> Some records
*****
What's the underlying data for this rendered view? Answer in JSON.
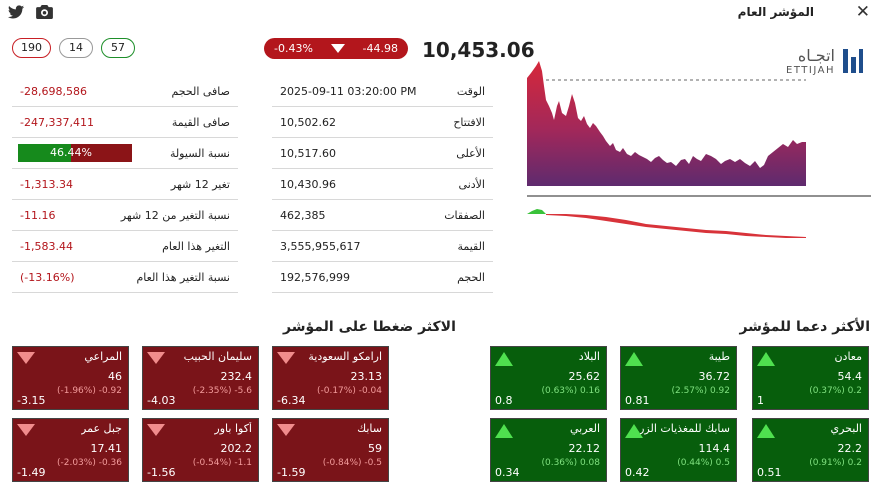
{
  "window": {
    "title": "المؤشر العام",
    "close_icon": "close-icon",
    "share_icons": [
      "twitter-icon",
      "camera-icon"
    ]
  },
  "breadth": {
    "down": "190",
    "unchanged": "14",
    "up": "57"
  },
  "index": {
    "value": "10,453.06",
    "change": "-44.98",
    "change_pct": "-0.43%"
  },
  "stats_left": [
    {
      "label": "صافى الحجم",
      "value": "-28,698,586"
    },
    {
      "label": "صافى القيمة",
      "value": "-247,337,411"
    },
    {
      "label": "نسبة السيولة",
      "value": "46.44%",
      "fraction": 0.4644
    },
    {
      "label": "تغير 12 شهر",
      "value": "-1,313.34"
    },
    {
      "label": "نسبة التغير من 12 شهر",
      "value": "-11.16"
    },
    {
      "label": "التغير هذا العام",
      "value": "-1,583.44"
    },
    {
      "label": "نسبة التغير هذا العام",
      "value": "(-13.16%)"
    }
  ],
  "stats_mid": [
    {
      "label": "الوقت",
      "value": "2025-09-11  03:20:00 PM"
    },
    {
      "label": "الافتتاح",
      "value": "10,502.62"
    },
    {
      "label": "الأعلى",
      "value": "10,517.60"
    },
    {
      "label": "الأدنى",
      "value": "10,430.96"
    },
    {
      "label": "الصفقات",
      "value": "462,385"
    },
    {
      "label": "القيمة",
      "value": "3,555,955,617"
    },
    {
      "label": "الحجم",
      "value": "192,576,999"
    }
  ],
  "logo": {
    "ar": "اتجـاه",
    "en": "ETTIJAH"
  },
  "colors": {
    "up": "#075e0c",
    "down": "#7a1419",
    "accent_red": "#b3161c",
    "accent_green": "#168a1c"
  },
  "supporters": {
    "title": "الأكثر دعما للمؤشر",
    "cards": [
      {
        "name": "معادن",
        "price": "54.4",
        "chg": "(0.37%) 0.2",
        "vol": "1"
      },
      {
        "name": "طيبة",
        "price": "36.72",
        "chg": "(2.57%) 0.92",
        "vol": "0.81"
      },
      {
        "name": "البلاد",
        "price": "25.62",
        "chg": "(0.63%) 0.16",
        "vol": "0.8"
      },
      {
        "name": "البحري",
        "price": "22.2",
        "chg": "(0.91%) 0.2",
        "vol": "0.51"
      },
      {
        "name": "سابك للمغذيات الزراعية",
        "price": "114.4",
        "chg": "(0.44%) 0.5",
        "vol": "0.42"
      },
      {
        "name": "العربي",
        "price": "22.12",
        "chg": "(0.36%) 0.08",
        "vol": "0.34"
      }
    ]
  },
  "pressers": {
    "title": "الاكثر ضغطا على المؤشر",
    "cards": [
      {
        "name": "ارامكو السعودية",
        "price": "23.13",
        "chg": "(-0.17%) -0.04",
        "vol": "-6.34"
      },
      {
        "name": "سليمان الحبيب",
        "price": "232.4",
        "chg": "(-2.35%) -5.6",
        "vol": "-4.03"
      },
      {
        "name": "المراعي",
        "price": "46",
        "chg": "(-1.96%) -0.92",
        "vol": "-3.15"
      },
      {
        "name": "سابك",
        "price": "59",
        "chg": "(-0.84%) -0.5",
        "vol": "-1.59"
      },
      {
        "name": "أكوا باور",
        "price": "202.2",
        "chg": "(-0.54%) -1.1",
        "vol": "-1.56"
      },
      {
        "name": "جبل عمر",
        "price": "17.41",
        "chg": "(-2.03%) -0.36",
        "vol": "-1.49"
      }
    ]
  }
}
*****
> Given instruction
Find every line in the entries that includes the word "نسبة", then state how many there are and nothing else.

> Reply to the exercise
3